Task description:
Look for the string "Chinese" and copy every line that has it.

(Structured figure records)
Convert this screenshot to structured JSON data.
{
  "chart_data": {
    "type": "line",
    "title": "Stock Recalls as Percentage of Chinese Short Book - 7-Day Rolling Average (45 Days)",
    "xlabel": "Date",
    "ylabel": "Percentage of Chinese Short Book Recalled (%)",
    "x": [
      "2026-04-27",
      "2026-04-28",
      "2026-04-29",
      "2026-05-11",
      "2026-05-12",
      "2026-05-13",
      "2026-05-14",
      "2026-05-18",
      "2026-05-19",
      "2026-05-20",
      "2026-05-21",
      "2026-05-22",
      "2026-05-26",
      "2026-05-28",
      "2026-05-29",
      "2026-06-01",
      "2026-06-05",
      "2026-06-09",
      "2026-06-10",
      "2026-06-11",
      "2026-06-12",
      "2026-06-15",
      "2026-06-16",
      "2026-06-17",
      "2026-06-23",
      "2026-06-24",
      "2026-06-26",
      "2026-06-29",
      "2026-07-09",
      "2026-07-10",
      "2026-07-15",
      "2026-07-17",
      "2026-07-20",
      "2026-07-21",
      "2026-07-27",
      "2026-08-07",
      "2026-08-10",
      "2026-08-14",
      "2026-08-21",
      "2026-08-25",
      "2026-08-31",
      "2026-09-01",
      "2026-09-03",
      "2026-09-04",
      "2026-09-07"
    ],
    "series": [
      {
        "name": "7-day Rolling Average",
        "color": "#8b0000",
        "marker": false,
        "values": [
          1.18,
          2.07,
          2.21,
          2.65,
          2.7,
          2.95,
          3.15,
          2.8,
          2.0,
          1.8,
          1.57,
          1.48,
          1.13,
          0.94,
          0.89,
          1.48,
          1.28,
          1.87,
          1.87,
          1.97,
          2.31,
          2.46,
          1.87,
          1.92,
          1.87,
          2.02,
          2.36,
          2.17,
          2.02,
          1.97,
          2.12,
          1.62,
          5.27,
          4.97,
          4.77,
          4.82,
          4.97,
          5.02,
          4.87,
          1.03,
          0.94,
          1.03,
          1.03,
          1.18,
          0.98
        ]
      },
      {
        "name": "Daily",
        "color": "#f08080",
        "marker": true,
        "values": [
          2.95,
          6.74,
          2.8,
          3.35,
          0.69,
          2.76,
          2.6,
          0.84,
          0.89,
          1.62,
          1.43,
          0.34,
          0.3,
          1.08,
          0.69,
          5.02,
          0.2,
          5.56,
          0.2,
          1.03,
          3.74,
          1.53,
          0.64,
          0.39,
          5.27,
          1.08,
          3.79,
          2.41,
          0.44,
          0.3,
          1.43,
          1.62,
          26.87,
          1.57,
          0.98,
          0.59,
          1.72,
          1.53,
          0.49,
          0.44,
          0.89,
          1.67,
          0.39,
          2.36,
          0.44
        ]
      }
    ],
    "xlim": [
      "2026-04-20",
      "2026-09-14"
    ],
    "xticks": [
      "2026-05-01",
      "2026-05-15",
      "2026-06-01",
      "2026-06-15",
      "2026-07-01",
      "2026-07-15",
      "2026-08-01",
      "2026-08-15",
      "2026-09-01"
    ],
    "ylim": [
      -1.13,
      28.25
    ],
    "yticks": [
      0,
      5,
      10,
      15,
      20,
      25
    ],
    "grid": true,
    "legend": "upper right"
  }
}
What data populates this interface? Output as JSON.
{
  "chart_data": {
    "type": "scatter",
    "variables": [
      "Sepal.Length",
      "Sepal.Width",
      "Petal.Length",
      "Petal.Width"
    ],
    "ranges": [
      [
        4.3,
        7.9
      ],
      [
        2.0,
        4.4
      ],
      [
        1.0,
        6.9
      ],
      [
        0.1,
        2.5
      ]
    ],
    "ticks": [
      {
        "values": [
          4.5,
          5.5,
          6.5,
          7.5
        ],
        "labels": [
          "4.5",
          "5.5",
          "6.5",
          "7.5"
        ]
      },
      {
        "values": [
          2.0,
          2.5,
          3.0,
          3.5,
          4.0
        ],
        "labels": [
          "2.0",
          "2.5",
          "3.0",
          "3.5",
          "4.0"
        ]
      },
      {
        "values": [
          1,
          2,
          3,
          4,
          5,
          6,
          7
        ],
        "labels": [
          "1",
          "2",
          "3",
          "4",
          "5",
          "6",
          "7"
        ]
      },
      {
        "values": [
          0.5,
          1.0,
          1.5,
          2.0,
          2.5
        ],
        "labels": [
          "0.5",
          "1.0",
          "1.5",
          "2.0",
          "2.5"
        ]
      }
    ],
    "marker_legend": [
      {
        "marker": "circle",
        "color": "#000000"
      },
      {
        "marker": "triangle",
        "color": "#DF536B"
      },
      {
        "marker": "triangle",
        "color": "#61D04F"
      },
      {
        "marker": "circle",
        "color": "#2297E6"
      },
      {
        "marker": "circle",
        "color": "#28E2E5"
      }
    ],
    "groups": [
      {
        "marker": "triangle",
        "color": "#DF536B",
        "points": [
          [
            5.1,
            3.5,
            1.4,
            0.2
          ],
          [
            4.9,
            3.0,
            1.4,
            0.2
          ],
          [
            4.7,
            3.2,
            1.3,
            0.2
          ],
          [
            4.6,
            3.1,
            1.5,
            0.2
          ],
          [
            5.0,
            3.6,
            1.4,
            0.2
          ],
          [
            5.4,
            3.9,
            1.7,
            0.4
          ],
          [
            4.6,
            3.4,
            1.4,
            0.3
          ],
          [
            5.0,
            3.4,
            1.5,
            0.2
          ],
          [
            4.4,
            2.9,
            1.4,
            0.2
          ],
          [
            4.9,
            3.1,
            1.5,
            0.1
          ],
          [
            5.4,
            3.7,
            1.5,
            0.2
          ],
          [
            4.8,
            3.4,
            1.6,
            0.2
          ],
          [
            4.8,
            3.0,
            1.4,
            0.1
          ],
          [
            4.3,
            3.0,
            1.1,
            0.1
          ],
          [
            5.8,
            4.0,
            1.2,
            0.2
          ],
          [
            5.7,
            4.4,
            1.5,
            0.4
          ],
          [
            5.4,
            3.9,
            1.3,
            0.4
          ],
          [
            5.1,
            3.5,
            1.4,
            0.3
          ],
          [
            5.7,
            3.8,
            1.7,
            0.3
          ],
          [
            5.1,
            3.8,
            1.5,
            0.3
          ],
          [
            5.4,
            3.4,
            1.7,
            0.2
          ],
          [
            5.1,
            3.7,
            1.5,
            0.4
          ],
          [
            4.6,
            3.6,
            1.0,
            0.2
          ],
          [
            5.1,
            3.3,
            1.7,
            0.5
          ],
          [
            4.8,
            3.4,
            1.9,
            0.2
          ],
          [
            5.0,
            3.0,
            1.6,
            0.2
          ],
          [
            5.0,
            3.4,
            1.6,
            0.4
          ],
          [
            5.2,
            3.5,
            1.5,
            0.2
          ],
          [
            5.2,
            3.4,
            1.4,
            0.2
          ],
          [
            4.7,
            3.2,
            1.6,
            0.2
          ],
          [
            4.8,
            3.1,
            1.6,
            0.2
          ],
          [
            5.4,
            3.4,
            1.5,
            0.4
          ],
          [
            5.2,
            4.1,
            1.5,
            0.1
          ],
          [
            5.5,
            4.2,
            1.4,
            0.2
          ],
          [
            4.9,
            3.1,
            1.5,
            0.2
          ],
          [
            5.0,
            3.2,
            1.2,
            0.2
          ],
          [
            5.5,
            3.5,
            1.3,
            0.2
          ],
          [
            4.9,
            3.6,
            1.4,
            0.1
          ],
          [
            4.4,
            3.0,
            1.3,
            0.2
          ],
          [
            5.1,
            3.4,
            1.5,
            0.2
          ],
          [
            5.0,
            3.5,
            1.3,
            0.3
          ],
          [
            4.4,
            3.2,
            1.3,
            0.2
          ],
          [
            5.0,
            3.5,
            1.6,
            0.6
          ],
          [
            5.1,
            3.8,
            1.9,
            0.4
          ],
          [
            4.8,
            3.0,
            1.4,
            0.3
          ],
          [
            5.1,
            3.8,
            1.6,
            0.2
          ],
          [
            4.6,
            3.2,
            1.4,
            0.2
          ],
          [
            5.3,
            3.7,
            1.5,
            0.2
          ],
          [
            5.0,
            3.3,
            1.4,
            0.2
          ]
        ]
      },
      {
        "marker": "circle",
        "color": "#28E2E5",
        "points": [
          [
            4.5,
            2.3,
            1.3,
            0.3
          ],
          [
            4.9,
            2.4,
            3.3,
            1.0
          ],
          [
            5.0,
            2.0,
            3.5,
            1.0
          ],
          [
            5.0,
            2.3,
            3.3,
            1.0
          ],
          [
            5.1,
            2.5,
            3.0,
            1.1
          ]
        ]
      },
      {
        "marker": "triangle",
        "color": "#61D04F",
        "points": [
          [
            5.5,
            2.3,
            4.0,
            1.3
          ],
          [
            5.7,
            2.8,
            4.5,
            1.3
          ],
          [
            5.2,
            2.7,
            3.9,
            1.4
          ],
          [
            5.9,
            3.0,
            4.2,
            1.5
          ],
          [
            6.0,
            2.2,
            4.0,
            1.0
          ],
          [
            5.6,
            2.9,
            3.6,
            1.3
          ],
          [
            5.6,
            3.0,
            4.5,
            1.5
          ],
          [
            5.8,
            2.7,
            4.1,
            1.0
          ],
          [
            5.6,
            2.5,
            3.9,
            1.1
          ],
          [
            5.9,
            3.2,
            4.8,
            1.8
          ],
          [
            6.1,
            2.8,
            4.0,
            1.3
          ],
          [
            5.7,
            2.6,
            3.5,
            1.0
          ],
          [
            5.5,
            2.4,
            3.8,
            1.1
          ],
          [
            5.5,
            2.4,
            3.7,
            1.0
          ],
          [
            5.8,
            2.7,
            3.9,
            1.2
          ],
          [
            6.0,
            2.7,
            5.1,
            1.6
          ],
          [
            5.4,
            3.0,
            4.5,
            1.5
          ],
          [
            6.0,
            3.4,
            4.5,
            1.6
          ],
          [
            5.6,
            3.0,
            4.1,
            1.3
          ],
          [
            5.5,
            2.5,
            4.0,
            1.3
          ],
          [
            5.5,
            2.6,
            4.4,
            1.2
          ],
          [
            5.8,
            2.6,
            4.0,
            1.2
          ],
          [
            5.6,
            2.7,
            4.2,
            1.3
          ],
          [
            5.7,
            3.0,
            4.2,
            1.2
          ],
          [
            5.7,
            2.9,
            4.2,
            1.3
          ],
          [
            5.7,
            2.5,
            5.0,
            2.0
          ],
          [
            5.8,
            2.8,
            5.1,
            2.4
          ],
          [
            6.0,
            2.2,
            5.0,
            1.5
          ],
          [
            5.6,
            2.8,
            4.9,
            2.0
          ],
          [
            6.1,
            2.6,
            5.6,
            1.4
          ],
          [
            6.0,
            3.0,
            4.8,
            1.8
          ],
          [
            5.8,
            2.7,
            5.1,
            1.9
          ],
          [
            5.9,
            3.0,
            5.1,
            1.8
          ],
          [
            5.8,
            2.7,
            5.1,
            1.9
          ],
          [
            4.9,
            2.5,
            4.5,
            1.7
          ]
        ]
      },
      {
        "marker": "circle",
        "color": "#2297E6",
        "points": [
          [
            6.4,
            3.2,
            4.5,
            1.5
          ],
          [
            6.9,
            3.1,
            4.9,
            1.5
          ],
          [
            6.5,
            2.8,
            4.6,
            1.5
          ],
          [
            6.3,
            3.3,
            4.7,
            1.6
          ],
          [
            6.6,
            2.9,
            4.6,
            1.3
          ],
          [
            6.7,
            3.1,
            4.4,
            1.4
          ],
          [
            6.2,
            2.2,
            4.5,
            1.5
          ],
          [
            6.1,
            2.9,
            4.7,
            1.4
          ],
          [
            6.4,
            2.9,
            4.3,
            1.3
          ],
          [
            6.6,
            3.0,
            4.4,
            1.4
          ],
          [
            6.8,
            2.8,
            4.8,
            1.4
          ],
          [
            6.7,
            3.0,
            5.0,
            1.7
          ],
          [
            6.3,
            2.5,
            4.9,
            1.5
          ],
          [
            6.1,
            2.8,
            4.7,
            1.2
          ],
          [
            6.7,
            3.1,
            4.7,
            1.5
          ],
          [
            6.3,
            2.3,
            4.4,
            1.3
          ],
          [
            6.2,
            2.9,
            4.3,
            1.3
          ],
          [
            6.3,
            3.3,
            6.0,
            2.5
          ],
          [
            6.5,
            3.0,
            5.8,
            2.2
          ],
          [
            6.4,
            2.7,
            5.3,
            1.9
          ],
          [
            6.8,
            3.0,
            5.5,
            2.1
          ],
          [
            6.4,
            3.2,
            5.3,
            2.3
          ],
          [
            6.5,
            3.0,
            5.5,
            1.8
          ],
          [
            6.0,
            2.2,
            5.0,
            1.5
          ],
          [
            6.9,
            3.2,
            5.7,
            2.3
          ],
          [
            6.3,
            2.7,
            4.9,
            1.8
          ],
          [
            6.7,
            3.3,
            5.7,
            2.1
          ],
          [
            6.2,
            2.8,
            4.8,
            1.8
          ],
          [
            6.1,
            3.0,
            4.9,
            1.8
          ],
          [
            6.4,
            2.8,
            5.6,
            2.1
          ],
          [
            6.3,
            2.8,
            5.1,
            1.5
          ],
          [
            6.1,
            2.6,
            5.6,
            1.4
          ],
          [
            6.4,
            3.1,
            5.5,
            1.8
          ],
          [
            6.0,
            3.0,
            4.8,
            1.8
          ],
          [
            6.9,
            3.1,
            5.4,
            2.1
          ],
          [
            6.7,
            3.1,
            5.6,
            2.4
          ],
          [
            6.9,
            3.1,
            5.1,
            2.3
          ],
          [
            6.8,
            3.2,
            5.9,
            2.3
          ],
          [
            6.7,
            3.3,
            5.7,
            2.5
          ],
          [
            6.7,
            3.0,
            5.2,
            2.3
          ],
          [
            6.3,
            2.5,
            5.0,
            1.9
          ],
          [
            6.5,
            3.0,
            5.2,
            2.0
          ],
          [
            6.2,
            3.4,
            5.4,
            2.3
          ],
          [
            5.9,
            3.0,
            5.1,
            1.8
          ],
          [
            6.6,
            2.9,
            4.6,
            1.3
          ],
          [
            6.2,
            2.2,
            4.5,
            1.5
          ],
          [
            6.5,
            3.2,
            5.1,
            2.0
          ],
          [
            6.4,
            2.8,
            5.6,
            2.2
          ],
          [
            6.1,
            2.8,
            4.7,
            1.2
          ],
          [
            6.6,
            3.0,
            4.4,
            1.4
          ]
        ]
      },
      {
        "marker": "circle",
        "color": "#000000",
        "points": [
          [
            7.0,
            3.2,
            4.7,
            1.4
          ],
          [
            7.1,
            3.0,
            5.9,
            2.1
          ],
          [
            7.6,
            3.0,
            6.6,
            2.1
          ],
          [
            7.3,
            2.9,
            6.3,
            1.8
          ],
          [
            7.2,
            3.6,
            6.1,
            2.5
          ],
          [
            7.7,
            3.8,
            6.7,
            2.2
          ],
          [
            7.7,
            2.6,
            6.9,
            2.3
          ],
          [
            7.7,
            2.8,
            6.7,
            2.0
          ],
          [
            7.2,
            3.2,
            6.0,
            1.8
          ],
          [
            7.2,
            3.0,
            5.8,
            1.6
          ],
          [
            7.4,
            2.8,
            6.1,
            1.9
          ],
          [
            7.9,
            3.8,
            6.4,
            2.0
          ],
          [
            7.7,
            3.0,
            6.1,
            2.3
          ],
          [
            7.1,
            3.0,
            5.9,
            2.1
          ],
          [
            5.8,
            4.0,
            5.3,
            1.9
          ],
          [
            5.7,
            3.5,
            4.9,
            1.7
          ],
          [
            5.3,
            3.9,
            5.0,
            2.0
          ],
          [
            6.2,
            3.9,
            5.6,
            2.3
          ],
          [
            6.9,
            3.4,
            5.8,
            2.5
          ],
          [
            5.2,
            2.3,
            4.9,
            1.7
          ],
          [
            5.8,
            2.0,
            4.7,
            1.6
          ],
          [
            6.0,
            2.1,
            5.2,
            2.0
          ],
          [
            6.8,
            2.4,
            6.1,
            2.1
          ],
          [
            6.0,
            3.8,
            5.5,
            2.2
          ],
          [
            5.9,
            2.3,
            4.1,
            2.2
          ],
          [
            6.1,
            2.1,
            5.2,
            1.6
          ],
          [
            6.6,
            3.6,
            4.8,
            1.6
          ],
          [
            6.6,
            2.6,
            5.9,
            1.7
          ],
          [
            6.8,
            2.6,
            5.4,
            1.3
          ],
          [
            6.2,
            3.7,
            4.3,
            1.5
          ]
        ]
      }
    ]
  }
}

Worked solution:
    "title": "Stock Recalls as Percentage of Chinese Short Book - 7-Day Rolling Average (45 Days)",
    "ylabel": "Percentage of Chinese Short Book Recalled (%)",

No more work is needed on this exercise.